EXTRACTED MATERIAL

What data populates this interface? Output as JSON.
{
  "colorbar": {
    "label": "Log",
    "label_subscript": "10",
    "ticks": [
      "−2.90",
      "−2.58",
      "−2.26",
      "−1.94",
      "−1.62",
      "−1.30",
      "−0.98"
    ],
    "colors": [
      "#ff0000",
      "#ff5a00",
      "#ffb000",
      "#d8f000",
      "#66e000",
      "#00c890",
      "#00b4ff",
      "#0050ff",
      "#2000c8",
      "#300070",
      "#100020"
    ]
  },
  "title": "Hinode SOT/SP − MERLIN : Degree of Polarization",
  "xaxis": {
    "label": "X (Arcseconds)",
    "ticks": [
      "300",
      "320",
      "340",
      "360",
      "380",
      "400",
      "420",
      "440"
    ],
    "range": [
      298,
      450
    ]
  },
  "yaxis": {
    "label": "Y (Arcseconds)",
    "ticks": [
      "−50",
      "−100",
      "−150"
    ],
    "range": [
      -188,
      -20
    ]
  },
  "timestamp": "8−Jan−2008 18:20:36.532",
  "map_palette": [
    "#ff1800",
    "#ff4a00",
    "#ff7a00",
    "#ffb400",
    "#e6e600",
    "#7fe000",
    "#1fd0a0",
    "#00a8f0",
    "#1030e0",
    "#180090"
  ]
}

WHAT THIS TASK INVOLVES
From the records above, extract every line exactly as it stands.

COMPLETED TASK
What data populates this interface? Output as JSON.
{
  "colorbar": {
    "label": "Log",
    "label_subscript": "10",
    "ticks": [
      "−2.90",
      "−2.58",
      "−2.26",
      "−1.94",
      "−1.62",
      "−1.30",
      "−0.98"
    ],
    "colors": [
      "#ff0000",
      "#ff5a00",
      "#ffb000",
      "#d8f000",
      "#66e000",
      "#00c890",
      "#00b4ff",
      "#0050ff",
      "#2000c8",
      "#300070",
      "#100020"
    ]
  },
  "title": "Hinode SOT/SP − MERLIN : Degree of Polarization",
  "xaxis": {
    "label": "X (Arcseconds)",
    "ticks": [
      "300",
      "320",
      "340",
      "360",
      "380",
      "400",
      "420",
      "440"
    ],
    "range": [
      298,
      450
    ]
  },
  "yaxis": {
    "label": "Y (Arcseconds)",
    "ticks": [
      "−50",
      "−100",
      "−150"
    ],
    "range": [
      -188,
      -20
    ]
  },
  "timestamp": "8−Jan−2008 18:20:36.532",
  "map_palette": [
    "#ff1800",
    "#ff4a00",
    "#ff7a00",
    "#ffb400",
    "#e6e600",
    "#7fe000",
    "#1fd0a0",
    "#00a8f0",
    "#1030e0",
    "#180090"
  ]
}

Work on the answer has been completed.